__WRITTEN PROBLEM__
Report each line of the data that has "accord" somewhere in it.

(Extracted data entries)

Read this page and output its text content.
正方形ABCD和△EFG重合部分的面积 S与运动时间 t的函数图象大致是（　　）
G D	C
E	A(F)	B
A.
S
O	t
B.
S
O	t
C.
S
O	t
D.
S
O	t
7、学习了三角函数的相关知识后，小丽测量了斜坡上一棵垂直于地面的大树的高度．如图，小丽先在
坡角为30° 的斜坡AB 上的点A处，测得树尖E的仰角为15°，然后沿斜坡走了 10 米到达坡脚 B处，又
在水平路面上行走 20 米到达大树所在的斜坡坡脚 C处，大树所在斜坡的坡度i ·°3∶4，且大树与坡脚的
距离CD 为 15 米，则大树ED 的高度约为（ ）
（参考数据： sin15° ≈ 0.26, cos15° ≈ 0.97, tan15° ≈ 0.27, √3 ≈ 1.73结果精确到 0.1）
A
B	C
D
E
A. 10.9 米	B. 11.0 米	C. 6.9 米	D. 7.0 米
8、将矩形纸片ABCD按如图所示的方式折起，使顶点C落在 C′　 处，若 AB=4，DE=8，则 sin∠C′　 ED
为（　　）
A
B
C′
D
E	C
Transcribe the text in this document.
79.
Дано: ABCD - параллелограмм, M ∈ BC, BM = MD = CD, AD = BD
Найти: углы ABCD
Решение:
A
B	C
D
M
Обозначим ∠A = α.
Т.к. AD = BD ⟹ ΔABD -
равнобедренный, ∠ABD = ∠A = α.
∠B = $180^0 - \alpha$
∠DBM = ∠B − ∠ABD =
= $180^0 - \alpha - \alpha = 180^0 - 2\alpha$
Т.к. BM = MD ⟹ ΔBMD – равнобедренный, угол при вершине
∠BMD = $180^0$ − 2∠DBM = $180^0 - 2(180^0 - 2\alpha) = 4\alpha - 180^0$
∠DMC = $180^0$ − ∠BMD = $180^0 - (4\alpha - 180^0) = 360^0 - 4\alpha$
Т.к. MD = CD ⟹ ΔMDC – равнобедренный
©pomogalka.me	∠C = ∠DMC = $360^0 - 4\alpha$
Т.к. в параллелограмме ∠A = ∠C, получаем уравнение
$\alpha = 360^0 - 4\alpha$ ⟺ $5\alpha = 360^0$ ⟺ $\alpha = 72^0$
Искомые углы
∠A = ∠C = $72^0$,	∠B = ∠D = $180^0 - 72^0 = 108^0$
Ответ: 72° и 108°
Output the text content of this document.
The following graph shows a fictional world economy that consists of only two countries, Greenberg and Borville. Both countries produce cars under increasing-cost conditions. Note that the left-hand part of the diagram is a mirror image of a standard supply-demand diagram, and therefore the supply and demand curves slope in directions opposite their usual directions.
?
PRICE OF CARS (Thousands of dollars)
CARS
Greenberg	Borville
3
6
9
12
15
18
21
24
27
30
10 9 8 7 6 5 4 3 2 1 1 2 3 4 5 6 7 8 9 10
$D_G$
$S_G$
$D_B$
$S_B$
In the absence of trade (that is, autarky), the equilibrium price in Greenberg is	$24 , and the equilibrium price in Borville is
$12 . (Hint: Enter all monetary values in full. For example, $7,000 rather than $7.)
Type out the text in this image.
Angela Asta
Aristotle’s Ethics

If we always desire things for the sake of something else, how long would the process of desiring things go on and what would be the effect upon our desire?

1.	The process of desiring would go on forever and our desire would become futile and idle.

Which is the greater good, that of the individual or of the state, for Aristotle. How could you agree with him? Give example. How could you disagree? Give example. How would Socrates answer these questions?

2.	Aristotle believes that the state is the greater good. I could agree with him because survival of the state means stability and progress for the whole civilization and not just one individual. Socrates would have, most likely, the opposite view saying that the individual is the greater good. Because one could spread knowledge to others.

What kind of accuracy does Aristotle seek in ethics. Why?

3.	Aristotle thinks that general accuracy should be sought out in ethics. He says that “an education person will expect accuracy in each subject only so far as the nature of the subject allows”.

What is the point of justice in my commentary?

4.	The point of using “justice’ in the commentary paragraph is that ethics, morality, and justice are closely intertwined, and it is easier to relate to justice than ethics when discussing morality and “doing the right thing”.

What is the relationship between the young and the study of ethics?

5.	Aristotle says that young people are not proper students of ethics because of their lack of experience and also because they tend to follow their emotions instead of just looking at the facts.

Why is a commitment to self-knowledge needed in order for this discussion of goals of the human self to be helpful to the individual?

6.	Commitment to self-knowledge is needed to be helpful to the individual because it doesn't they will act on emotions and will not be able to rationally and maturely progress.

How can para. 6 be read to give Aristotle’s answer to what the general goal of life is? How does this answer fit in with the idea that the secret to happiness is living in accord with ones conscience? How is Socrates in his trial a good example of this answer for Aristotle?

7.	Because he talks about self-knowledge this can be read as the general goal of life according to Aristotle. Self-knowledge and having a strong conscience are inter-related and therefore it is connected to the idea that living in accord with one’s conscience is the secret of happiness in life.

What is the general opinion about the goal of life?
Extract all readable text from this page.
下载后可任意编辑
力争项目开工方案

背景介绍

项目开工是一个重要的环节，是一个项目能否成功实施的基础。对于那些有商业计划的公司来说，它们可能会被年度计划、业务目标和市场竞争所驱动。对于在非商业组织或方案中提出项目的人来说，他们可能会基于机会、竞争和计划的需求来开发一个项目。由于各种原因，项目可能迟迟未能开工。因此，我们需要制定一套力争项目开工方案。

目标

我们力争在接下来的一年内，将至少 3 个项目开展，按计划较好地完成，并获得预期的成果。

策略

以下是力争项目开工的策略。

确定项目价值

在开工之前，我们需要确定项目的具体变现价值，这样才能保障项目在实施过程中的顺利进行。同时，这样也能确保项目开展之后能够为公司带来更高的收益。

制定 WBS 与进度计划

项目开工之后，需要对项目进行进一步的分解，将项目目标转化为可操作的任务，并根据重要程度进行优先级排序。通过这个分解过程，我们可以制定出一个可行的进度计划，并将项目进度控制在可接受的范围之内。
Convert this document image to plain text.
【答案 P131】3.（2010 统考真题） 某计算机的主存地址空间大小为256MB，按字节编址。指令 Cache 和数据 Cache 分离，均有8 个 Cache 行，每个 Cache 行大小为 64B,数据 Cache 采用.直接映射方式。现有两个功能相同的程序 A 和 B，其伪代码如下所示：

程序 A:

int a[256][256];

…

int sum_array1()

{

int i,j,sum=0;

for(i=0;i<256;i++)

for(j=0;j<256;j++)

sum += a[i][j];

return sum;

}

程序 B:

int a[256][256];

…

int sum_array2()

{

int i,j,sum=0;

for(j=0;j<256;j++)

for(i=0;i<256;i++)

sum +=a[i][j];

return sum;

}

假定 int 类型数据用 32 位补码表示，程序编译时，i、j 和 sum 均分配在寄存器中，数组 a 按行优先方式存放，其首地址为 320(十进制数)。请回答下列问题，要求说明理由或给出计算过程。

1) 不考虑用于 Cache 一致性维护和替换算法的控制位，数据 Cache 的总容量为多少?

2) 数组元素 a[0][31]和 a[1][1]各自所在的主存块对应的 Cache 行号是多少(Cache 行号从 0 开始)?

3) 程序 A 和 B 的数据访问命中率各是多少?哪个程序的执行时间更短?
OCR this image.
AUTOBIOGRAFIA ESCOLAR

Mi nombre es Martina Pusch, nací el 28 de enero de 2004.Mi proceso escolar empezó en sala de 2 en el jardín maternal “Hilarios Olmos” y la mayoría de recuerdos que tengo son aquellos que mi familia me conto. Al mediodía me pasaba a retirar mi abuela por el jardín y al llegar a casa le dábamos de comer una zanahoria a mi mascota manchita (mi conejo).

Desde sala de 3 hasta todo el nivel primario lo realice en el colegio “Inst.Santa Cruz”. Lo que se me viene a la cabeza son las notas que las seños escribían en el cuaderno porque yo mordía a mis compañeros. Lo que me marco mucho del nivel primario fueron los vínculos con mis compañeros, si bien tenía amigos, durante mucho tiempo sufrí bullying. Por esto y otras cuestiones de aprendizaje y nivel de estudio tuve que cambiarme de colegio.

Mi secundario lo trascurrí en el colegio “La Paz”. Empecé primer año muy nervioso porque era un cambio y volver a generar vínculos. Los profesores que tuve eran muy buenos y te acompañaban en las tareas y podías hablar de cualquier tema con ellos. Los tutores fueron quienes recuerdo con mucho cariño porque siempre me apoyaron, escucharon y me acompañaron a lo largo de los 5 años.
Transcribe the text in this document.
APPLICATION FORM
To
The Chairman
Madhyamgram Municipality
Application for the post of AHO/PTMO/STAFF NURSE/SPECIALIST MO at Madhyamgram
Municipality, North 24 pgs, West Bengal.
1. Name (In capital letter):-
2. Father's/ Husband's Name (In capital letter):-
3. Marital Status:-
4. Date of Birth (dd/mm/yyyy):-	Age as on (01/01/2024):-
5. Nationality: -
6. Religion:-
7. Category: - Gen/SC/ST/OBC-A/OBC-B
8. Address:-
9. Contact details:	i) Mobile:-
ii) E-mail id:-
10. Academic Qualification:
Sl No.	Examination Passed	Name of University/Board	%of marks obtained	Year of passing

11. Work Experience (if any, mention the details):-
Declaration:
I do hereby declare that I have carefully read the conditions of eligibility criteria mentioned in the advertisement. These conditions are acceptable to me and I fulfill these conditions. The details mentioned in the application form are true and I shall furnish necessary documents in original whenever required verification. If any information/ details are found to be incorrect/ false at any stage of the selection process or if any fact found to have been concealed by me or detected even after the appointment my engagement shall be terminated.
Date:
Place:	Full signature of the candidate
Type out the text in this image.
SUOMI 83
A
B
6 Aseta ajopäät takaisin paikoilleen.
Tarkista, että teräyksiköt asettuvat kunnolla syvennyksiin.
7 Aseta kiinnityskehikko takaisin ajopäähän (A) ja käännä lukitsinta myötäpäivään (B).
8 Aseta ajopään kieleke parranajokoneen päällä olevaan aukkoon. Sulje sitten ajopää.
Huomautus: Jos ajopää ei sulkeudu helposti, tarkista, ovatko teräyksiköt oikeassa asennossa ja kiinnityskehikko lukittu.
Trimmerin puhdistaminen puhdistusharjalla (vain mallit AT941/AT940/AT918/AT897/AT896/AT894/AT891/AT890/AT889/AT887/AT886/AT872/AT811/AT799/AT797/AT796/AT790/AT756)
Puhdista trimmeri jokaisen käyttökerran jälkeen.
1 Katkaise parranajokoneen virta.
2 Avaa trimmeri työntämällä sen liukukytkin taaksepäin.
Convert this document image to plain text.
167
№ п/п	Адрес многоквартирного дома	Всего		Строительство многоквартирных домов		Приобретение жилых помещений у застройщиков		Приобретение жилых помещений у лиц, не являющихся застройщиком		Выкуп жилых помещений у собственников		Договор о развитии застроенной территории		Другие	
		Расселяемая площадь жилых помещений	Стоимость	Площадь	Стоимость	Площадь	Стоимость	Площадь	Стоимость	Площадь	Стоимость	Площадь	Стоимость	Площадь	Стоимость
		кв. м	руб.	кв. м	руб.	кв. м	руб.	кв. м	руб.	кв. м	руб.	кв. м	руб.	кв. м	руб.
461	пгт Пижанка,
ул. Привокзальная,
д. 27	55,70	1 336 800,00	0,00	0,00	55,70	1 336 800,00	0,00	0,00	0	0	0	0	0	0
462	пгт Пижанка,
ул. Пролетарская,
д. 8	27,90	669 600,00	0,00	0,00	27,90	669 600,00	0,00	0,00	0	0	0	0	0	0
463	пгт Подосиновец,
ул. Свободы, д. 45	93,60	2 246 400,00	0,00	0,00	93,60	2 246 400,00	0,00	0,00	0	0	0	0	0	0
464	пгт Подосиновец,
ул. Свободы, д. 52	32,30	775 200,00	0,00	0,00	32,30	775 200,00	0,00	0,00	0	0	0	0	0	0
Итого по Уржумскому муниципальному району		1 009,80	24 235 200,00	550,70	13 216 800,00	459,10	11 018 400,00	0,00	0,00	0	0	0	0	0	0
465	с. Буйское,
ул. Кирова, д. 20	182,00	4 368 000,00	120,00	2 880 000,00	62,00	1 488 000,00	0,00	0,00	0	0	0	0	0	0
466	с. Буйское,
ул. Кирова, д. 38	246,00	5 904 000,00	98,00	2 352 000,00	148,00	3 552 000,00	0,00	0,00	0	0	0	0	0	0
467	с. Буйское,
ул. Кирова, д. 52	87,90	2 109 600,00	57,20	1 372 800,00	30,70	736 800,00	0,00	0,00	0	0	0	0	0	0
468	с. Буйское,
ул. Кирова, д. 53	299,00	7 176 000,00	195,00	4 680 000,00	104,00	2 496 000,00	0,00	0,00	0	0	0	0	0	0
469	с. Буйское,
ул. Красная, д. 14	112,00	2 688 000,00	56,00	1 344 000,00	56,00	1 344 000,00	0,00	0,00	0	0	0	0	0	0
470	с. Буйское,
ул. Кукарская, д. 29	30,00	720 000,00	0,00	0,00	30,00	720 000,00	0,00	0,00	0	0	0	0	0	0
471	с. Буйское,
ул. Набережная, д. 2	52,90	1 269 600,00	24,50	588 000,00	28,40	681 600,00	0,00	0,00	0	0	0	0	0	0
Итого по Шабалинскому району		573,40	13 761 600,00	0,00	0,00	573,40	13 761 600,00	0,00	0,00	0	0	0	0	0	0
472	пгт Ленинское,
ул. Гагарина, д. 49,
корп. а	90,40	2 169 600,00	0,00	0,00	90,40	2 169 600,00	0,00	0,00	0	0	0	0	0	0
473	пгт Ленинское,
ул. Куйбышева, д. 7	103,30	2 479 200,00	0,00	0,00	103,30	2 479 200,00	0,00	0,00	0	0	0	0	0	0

__THE OUTPUT__
How can para. 6 be read to give Aristotle’s answer to what the general goal of life is? How does this answer fit in with the idea that the secret to happiness is living in accord with ones conscience? How is Socrates in his trial a good example of this answer for Aristotle?
7.	Because he talks about self-knowledge this can be read as the general goal of life according to Aristotle. Self-knowledge and having a strong conscience are inter-related and therefore it is connected to the idea that living in accord with one’s conscience is the secret of happiness in life.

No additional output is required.